:: Teks Bacaan ::

KalbarOnline.com – Tingginya angka kematian di Indonesia akibat Covid-19 menjadi pertanyaan bagaimana sebetulnya virus Korona menyerang masing-masing orang. Sebab, sejumlah kasus tanpa penyakit penyerta atau komorbid pun bisa mengalami sakit yang parah atau bahkan meninggal dunua. Tak sedikit pula kasus meninggal dunia dialami pasien muda.
Apakah karakter virus Korona yang masuk ke Indonesia berbeda atau lebih ganas? Bagaimana dengan kondisi virus Covid-19 yang beredar di Indonesia selama ini?
Guru Besar Biokimia dan Biologi Molekuler Universitas Airlangga Prof. Dr. C. A. Nidom, drh., MS dari Nidom Foundation menjelaskan bagaimana karakter virus itu dalam Publikasi Internasional dengan judul ‘Investigation of the D614G Mutation and Antibody-Dependent Enhancement Sequences in Indonesia SARS-CoV-2 Isolates and Comparasion to South Asian Isolates’ (Sys Rev Pharm 2020:11(8):203-213). Prof Nidom menyebut virus Korona sangat cerdik.

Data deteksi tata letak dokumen

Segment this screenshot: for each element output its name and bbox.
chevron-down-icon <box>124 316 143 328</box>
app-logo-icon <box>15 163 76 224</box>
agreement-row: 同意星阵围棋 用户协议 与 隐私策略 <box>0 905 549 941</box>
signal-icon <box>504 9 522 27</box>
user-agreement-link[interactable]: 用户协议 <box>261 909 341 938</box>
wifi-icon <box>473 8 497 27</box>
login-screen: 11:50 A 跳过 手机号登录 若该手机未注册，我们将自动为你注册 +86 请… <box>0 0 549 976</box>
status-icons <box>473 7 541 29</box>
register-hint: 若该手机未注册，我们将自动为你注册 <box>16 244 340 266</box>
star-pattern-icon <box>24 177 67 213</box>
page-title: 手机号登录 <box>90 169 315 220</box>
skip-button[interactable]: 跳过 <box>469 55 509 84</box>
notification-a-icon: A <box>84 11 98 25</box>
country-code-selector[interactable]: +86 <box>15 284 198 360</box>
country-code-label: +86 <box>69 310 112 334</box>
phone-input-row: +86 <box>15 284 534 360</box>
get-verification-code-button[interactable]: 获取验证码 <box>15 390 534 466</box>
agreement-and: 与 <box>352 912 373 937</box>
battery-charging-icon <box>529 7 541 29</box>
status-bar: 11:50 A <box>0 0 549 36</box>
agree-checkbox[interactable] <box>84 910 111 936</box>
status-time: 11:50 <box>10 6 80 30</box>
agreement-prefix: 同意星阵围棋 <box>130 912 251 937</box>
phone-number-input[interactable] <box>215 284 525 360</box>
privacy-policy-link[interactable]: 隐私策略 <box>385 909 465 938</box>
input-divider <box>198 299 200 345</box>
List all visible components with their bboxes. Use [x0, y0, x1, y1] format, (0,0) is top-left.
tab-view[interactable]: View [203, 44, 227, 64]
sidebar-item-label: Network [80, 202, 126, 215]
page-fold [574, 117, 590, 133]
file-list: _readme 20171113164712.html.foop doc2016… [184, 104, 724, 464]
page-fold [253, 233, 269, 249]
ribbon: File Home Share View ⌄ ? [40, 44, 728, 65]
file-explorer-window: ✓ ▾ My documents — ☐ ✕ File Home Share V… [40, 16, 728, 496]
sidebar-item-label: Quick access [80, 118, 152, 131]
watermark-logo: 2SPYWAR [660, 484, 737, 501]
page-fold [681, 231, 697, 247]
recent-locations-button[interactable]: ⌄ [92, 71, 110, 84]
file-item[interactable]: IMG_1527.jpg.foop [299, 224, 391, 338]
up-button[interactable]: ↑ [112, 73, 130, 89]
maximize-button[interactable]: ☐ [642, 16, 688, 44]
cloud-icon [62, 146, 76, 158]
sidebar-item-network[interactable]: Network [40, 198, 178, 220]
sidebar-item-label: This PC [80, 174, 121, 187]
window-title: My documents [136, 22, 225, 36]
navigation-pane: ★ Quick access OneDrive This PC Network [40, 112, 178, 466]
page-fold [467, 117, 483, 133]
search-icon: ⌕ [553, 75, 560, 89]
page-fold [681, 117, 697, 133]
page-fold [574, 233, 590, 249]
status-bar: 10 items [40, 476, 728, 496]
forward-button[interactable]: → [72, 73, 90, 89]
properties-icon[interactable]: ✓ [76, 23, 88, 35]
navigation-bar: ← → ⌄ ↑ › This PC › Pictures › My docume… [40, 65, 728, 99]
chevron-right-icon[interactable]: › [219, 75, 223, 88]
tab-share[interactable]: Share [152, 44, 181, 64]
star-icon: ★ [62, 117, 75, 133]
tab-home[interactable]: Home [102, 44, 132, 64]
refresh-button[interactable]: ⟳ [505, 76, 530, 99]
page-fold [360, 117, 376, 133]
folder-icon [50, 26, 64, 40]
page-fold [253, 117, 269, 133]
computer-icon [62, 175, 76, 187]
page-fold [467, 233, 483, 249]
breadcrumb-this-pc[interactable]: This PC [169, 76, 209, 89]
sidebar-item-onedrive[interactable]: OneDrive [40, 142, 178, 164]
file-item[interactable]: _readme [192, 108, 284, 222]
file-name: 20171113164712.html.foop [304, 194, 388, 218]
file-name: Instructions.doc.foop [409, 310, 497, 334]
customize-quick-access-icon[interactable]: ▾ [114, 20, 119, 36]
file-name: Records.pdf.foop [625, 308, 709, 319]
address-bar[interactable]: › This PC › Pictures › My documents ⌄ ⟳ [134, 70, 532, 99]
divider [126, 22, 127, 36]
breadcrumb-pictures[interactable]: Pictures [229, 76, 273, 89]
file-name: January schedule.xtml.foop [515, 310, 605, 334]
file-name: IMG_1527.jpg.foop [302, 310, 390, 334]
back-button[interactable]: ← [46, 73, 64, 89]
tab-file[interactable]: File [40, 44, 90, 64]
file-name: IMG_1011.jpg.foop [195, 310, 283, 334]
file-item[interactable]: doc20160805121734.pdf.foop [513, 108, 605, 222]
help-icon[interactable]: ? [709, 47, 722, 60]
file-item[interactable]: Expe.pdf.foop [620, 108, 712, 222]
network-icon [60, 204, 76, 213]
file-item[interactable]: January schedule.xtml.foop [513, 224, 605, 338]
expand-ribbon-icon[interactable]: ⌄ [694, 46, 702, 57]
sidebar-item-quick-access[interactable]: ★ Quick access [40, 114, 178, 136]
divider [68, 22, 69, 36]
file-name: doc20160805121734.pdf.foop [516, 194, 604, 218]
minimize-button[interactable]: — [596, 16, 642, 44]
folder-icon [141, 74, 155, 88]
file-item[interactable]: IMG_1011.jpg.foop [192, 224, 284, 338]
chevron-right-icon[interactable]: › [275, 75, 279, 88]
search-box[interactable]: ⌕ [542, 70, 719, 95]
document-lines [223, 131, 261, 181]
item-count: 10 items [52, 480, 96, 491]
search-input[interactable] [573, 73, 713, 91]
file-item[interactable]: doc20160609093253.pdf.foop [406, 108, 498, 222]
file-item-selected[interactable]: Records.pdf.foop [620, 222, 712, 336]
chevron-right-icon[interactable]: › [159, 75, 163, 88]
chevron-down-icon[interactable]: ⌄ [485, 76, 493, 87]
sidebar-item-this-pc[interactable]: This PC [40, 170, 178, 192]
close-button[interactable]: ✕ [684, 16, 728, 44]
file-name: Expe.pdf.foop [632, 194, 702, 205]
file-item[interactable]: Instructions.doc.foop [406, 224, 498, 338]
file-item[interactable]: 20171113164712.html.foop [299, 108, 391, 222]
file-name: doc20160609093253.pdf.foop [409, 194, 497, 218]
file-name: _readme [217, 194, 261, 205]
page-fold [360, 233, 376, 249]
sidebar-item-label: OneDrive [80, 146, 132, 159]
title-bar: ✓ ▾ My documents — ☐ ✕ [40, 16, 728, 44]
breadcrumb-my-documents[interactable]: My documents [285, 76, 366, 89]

:: Petunjuk Latihan ::
[1] Salin bagian teks bacaan mulai dari "KalbarOnline.com – Tingginya" sampai "Indonesia selama ini?" tanpa mengubah satu huruf pun.
[2] Menurut teks bacaan, di universitas mana Prof. Dr. C. A. Nidom menjadi Guru Besar Biokimia dan Biologi Molekuler?
Gunakan teks bacaan saja sebagai sumber.

:: Kunci Jawaban ::
[1]
KalbarOnline.com – Tingginya angka kematian di Indonesia akibat Covid-19 menjadi pertanyaan bagaimana sebetulnya virus Korona menyerang masing-masing orang. Sebab, sejumlah kasus tanpa penyakit penyerta atau komorbid pun bisa mengalami sakit yang parah atau bahkan meninggal dunua. Tak sedikit pula kasus meninggal dunia dialami pasien muda.
Apakah karakter virus Korona yang masuk ke Indonesia berbeda atau lebih ganas? Bagaimana dengan kondisi virus Covid-19 yang beredar di Indonesia selama ini?

[2] Universitas Airlangga.